> [Stated exercise]: Report every line from the material that contains the word "Research".

> [Data provided]:
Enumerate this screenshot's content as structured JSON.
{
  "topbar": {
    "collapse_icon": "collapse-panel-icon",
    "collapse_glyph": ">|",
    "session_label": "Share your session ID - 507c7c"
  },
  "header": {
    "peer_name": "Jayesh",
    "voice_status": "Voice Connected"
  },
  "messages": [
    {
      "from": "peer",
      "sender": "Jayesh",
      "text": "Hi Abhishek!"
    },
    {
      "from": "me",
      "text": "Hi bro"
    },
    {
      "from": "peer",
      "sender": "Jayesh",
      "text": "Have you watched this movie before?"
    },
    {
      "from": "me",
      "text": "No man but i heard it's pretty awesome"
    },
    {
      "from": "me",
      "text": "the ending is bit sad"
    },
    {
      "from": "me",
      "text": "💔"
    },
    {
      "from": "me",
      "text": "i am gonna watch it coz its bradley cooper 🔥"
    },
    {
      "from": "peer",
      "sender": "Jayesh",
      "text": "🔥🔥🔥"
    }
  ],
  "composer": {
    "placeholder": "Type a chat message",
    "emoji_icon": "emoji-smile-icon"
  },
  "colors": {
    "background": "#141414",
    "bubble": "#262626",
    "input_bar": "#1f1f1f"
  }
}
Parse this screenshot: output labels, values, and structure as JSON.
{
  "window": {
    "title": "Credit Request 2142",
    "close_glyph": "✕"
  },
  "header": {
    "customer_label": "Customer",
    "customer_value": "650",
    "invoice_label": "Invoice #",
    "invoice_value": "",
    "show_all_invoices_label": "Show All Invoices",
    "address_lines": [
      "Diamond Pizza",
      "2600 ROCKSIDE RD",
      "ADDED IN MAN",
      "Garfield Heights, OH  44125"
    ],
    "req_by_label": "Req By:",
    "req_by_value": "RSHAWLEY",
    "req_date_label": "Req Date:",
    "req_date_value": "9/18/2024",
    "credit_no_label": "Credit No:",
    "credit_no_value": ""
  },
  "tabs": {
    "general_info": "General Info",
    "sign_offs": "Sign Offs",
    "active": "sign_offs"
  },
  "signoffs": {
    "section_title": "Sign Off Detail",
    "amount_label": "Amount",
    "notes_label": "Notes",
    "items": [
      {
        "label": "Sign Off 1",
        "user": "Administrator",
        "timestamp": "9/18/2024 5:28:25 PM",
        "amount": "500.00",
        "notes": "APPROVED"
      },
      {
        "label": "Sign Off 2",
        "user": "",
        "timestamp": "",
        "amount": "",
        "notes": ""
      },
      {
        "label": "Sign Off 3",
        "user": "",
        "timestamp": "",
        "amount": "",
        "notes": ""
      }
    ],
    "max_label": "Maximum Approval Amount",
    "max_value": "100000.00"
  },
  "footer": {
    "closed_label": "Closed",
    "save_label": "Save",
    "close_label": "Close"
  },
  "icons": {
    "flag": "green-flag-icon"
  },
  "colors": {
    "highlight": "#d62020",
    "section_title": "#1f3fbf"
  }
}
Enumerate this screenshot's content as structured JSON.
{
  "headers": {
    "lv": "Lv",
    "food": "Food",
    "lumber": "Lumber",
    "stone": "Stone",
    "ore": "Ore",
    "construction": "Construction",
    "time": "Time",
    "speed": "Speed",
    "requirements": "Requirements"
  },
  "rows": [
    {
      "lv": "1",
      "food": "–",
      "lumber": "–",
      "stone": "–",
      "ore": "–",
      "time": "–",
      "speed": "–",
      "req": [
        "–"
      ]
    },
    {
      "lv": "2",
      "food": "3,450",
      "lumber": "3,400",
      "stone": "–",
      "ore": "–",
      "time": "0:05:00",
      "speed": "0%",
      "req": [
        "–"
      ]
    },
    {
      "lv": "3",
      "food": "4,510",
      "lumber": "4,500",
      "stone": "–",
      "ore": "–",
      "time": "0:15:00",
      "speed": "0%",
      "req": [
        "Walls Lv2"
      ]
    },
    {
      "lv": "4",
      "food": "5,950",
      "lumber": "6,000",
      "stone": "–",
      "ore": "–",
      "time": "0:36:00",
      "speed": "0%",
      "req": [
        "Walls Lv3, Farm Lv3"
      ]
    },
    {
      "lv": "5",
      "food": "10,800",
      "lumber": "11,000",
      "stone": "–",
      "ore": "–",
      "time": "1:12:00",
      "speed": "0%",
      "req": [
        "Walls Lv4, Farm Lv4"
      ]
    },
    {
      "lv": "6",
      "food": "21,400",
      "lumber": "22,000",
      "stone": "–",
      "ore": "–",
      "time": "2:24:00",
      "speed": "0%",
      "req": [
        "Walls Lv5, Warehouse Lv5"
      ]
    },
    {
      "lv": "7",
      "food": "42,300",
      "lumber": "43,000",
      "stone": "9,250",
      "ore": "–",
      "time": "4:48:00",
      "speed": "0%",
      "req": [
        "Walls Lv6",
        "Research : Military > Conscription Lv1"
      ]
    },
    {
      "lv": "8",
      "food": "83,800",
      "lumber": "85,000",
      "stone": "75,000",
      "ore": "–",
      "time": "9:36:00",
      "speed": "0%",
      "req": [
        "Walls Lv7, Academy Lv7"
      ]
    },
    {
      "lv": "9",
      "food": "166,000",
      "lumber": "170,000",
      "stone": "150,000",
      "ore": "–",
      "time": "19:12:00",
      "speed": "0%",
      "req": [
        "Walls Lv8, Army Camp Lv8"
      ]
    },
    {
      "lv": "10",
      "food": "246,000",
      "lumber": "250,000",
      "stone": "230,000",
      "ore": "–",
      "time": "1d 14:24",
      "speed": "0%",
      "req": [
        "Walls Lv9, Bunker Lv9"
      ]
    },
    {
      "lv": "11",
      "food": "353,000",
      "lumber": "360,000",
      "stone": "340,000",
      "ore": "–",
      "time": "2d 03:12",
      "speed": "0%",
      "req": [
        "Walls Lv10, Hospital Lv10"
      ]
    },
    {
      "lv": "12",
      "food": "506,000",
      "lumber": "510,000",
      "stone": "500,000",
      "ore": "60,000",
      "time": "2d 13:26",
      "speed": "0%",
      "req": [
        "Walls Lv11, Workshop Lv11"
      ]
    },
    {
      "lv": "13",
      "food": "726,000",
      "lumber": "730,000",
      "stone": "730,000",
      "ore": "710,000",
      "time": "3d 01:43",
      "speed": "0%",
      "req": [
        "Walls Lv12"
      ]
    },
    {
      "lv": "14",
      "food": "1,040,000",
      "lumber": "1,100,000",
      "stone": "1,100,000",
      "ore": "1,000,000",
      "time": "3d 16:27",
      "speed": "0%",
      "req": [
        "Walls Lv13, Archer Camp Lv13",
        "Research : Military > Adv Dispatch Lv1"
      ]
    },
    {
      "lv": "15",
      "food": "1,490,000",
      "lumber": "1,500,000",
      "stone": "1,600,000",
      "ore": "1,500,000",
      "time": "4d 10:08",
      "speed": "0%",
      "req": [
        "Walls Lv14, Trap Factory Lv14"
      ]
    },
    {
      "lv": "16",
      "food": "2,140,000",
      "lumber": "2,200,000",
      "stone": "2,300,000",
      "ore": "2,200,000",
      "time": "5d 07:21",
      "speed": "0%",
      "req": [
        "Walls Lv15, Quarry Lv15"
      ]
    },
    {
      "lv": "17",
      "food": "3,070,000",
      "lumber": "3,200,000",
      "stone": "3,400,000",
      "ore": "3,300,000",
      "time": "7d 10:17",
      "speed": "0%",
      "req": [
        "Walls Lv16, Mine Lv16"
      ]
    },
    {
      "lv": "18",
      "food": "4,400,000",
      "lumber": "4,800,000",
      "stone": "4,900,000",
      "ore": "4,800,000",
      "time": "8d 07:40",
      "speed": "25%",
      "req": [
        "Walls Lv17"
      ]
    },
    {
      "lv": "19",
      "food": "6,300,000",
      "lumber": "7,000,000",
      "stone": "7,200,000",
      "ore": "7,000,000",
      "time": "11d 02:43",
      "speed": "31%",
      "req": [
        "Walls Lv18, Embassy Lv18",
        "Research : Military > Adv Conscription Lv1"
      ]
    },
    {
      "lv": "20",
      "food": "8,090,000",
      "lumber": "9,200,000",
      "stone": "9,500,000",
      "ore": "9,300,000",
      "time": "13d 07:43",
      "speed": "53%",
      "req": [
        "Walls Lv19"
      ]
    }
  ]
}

> [Task answer]:
        "Research : Military > Conscription Lv1"
        "Research : Military > Adv Dispatch Lv1"
        "Research : Military > Adv Conscription Lv1"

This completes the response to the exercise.